_Directions_
Copy out the lines that have "JSON" in them.

____

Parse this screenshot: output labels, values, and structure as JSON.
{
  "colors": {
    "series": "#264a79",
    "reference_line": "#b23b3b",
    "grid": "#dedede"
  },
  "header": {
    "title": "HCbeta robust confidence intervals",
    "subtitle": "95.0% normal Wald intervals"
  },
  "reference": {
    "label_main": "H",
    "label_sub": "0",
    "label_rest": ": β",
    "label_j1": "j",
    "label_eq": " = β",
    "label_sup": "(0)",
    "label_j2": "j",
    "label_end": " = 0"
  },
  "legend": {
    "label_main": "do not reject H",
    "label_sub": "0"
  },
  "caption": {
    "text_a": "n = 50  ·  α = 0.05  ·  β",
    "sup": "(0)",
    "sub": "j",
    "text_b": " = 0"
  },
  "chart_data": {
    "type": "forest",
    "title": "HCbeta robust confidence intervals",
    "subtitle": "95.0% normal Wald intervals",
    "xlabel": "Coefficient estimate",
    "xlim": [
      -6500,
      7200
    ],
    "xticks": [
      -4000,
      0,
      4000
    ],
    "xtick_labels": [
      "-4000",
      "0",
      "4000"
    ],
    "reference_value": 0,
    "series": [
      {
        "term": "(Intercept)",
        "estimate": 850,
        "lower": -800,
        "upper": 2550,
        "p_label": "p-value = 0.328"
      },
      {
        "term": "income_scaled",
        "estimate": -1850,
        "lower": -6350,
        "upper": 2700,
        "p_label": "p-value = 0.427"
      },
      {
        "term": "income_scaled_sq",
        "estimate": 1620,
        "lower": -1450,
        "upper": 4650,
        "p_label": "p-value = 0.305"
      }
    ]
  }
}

____

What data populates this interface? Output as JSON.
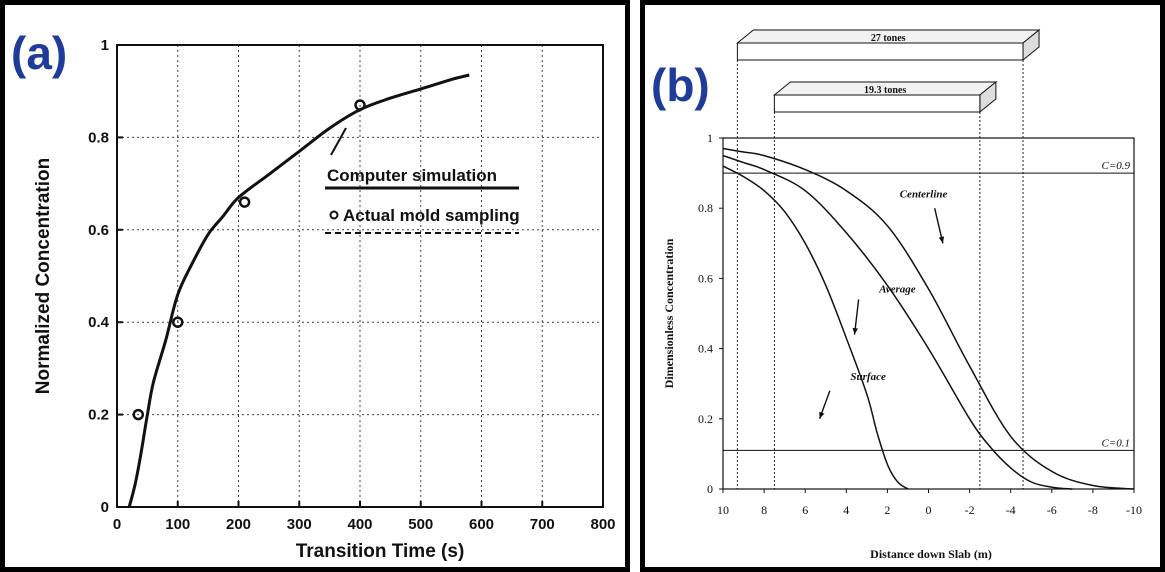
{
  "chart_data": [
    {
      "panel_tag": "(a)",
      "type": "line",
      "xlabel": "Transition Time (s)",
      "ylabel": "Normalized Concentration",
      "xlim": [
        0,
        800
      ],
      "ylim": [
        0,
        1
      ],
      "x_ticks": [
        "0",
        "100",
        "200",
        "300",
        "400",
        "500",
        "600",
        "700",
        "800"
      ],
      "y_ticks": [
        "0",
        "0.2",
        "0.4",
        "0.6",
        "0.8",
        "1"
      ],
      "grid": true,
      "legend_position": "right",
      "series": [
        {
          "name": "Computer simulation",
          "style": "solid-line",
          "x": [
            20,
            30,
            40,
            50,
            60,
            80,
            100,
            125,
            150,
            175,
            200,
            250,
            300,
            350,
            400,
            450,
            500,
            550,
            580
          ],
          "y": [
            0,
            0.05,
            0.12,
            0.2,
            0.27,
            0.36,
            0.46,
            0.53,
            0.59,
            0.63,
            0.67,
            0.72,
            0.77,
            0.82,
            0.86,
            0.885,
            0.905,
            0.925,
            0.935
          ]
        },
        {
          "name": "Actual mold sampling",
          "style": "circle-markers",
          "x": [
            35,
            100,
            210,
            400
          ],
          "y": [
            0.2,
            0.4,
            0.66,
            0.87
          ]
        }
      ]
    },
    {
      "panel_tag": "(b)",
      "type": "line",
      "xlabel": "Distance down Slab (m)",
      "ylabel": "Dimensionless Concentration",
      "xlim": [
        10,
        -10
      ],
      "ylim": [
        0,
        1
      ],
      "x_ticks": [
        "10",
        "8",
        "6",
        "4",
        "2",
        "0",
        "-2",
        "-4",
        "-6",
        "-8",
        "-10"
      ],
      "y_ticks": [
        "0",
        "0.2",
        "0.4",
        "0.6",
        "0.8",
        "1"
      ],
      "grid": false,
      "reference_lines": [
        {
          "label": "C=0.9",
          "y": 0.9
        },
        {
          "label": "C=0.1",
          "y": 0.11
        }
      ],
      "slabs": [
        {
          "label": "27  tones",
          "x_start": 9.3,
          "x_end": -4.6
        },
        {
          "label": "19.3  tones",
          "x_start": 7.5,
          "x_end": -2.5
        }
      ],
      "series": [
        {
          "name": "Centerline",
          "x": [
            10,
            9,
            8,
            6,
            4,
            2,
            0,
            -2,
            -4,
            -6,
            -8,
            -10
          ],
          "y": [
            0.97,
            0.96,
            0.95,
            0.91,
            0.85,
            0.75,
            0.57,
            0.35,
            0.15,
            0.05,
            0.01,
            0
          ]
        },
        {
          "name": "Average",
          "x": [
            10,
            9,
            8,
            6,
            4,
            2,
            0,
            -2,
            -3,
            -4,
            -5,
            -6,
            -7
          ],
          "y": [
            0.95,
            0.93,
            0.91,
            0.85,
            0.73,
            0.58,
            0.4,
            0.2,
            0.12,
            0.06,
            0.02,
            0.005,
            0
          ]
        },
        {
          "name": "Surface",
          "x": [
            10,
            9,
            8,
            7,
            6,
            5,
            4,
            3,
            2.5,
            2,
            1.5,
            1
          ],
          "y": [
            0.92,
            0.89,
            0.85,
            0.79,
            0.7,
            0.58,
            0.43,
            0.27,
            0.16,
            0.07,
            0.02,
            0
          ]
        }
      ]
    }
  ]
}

____

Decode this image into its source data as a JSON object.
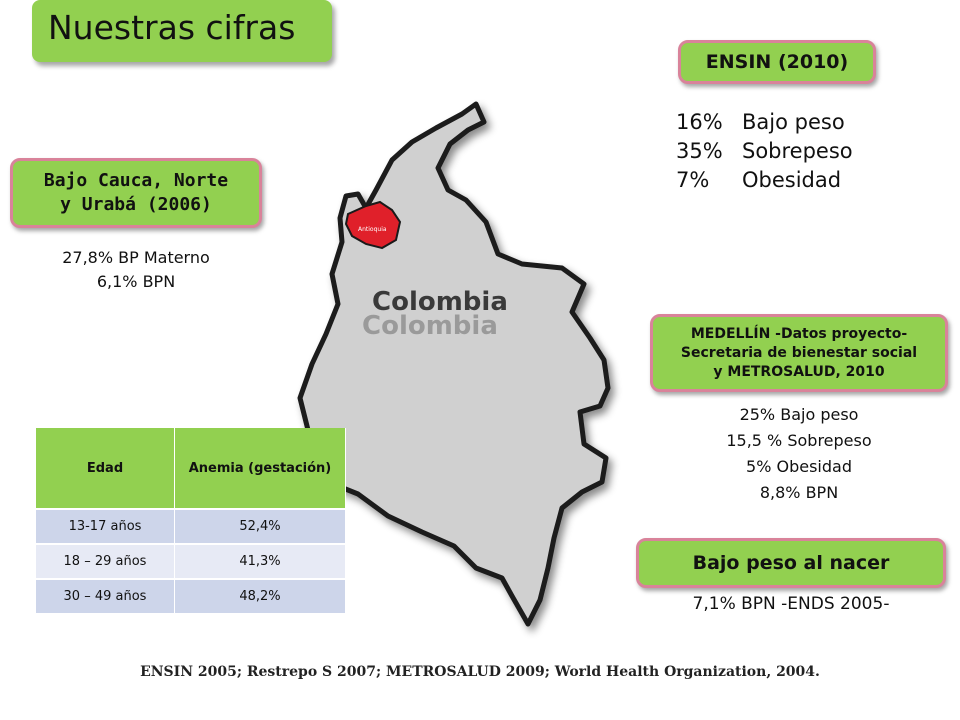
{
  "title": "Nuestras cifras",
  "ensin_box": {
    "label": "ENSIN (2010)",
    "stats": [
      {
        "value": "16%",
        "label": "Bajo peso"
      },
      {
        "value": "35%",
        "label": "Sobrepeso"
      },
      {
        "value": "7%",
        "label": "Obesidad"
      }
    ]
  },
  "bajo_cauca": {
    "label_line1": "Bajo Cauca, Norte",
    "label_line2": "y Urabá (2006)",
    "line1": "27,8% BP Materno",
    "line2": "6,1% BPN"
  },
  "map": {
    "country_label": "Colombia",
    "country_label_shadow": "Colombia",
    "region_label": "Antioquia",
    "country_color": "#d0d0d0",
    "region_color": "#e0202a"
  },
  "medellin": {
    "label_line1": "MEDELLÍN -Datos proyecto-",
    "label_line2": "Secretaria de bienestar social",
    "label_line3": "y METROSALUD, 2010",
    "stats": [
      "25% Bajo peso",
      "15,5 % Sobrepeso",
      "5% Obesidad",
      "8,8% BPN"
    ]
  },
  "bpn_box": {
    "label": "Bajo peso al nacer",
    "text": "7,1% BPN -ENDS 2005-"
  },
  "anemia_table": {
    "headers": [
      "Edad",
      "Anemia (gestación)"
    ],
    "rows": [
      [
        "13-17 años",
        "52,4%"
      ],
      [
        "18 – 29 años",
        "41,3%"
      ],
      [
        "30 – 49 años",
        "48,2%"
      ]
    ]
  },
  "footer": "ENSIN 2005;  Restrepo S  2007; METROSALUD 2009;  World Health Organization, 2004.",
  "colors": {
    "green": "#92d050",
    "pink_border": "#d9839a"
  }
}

____

_Exercise output_
Parse this screenshot: output labels, values, and structure as JSON.
What data populates this interface? Output as JSON.
Decode this image into its source data as a JSON object.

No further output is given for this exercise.